◆ **Teks Sumber**
--
Di antara mereka terdapat nama filsuf dan penulis kondang dari Inggris masa itu: Bertrand Russel. Filsuf dan penulis kondang dari Inggris pada masa itu menyarankan negarawan yang menghadiri KTT Pertama Non Blok di Beograd membentuk suatu komite perimbangan yang bertugas memecahkan masalah Timur dan Barat, khususnya meletusnya Perang Atom. Demikian dikutip dari Pikiran Rakjat edisi 6 September 1961.
Presiden Soekarno bersama Presiden Mali Modibo Keita kemudian berangkat ke Washington pada 12 September 1961, membawa Komunike Bersama KTT Pertama Non-Blok. Bung Karno kemudian mengumumkan hasil misinya: Presiden Kennedy bersedia mengadakan pembicaraan dengan Perdana Menteri Uni Soviet Nikita Khrushchev demi perdamaian di Jerman. Sementara itu, utusan lain KTT Non-Blok Nehru dan Krumah bertolak ke Uni Soviet.
--
[Entri wilayah tata letak]
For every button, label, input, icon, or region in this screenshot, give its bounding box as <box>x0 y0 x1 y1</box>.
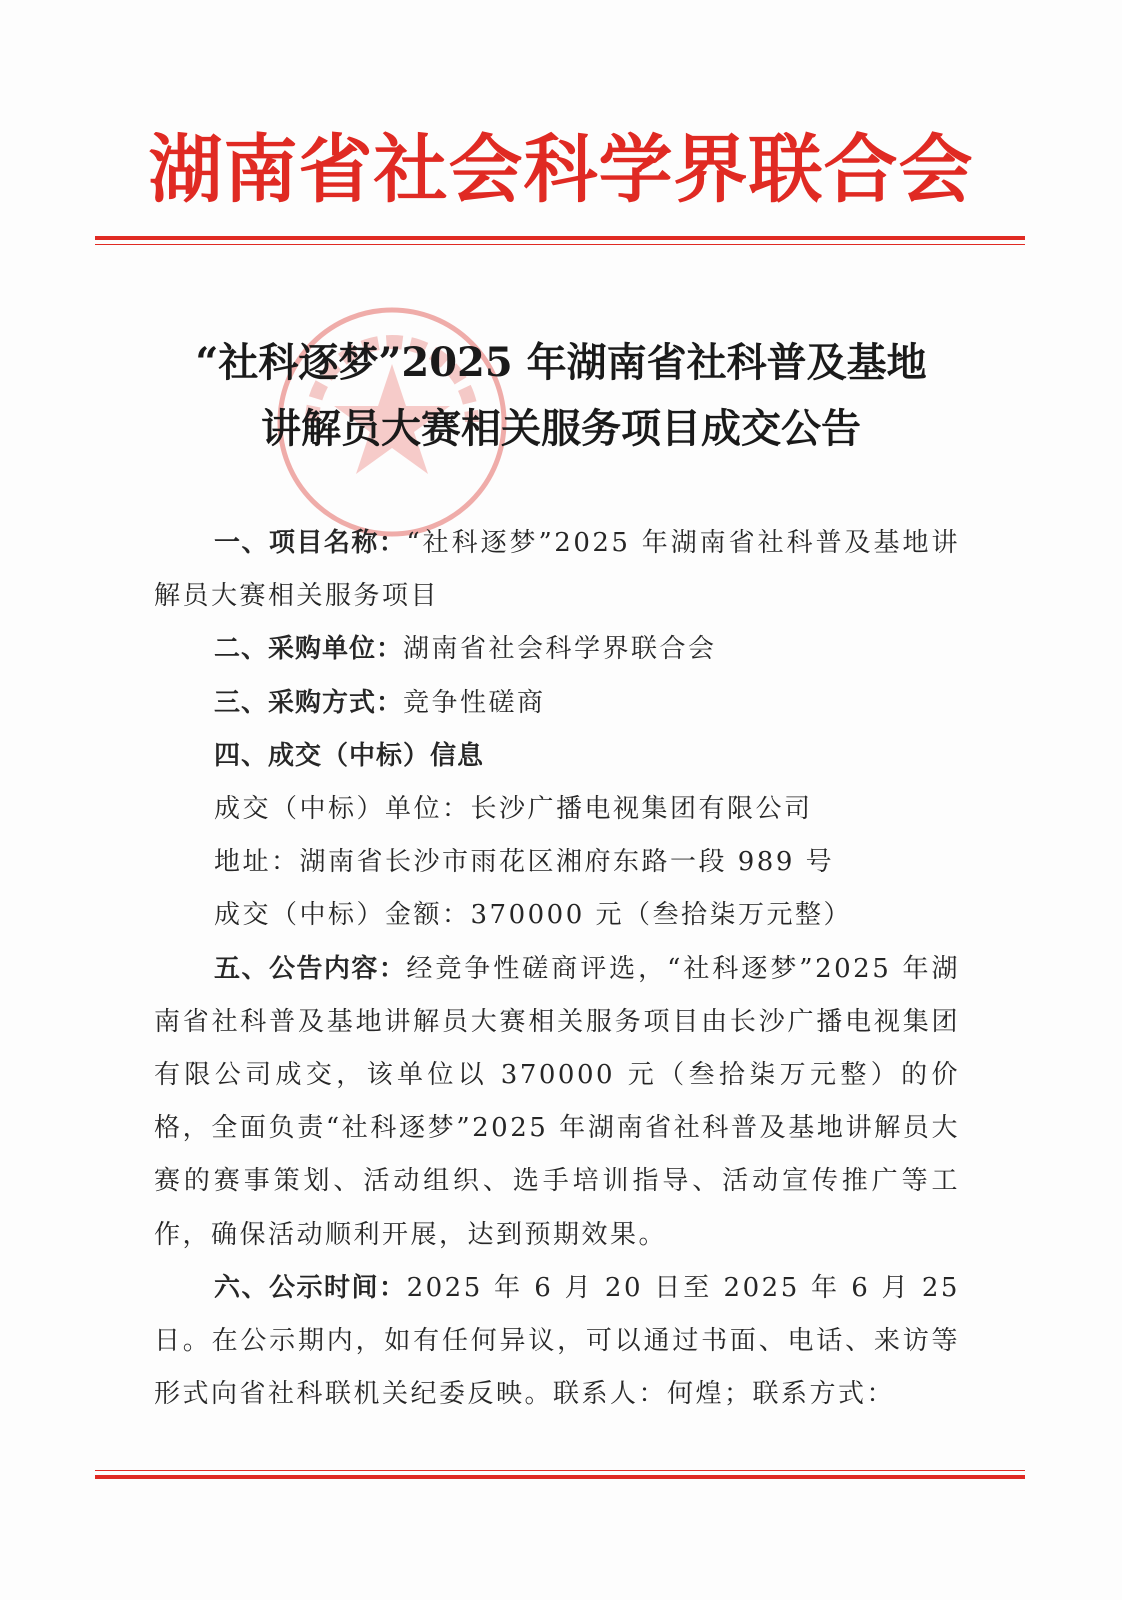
section-announcement-content <box>154 943 960 1262</box>
section-label: 五、公告内容： <box>214 953 407 984</box>
section-value: 湖南省社会科学界联合会 <box>403 634 717 665</box>
section-procurement-method <box>154 677 960 730</box>
letterhead-title: 湖南省社会科学界联合会 <box>148 127 974 213</box>
section-label: 六、公示时间： <box>214 1272 407 1303</box>
section-label: 三、采购方式： <box>214 687 404 718</box>
section-publicity-period <box>154 1262 960 1422</box>
footer-red-rule <box>95 1470 1025 1479</box>
section-value: 竞争性磋商 <box>403 687 546 718</box>
section-value: “社科逐梦”2025 年湖南省社科普及基地讲解员大赛相关服务项目 <box>154 528 960 612</box>
title-line-2: 讲解员大赛相关服务项目成交公告 <box>261 405 861 452</box>
letterhead-red-rule <box>95 236 1025 245</box>
section-value: 2025 年 6 月 20 日至 2025 年 6 月 25 日。在公示期内，如有任何异议，可以通过书面、电话、来访等形式向省社科联机关纪委反映。联系人：何煌；联系方式： <box>154 1272 960 1410</box>
section-label: 二、采购单位： <box>214 634 404 665</box>
document-title <box>0 330 1122 462</box>
section-label: 一、项目名称： <box>214 528 407 558</box>
award-winner: 成交（中标）单位：长沙广播电视集团有限公司 <box>214 794 813 825</box>
award-amount: 成交（中标）金额：370000 元（叁拾柒万元整） <box>214 900 853 931</box>
document-body <box>154 517 960 1421</box>
title-line-1: “社科逐梦”2025 年湖南省社科普及基地 <box>195 339 927 386</box>
award-address: 地址：湖南省长沙市雨花区湘府东路一段 989 号 <box>214 847 835 878</box>
section-project-name <box>154 517 960 623</box>
section-value: 经竞争性磋商评选，“社科逐梦”2025 年湖南省社科普及基地讲解员大赛相关服务项目由长沙广播电视集团有限公司成交，该单位以 370000 元（叁拾柒万元整）的价格，全面负责“社科逐梦”2025 年湖南省社科普及基地讲解员大赛的赛事策划、活动组织、选手培训指导、活动宣传推广等工作，确保活动顺利开展，达到预期效果。 <box>154 953 960 1250</box>
section-award-heading: 四、成交（中标）信息 <box>214 740 485 771</box>
section-purchaser <box>154 623 960 676</box>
--
◆ **Tugas Anda**
Salinlah tanpa perubahan bagian teks sumber mulai dari "Presiden Soekarno bersama" sampai dengan "ke Uni Soviet.". Entri-entri di atas tidak berkaitan dengan teks sumber.

◆ **Jawaban Latihan**
Presiden Soekarno bersama Presiden Mali Modibo Keita kemudian berangkat ke Washington pada 12 September 1961, membawa Komunike Bersama KTT Pertama Non-Blok. Bung Karno kemudian mengumumkan hasil misinya: Presiden Kennedy bersedia mengadakan pembicaraan dengan Perdana Menteri Uni Soviet Nikita Khrushchev demi perdamaian di Jerman. Sementara itu, utusan lain KTT Non-Blok Nehru dan Krumah bertolak ke Uni Soviet.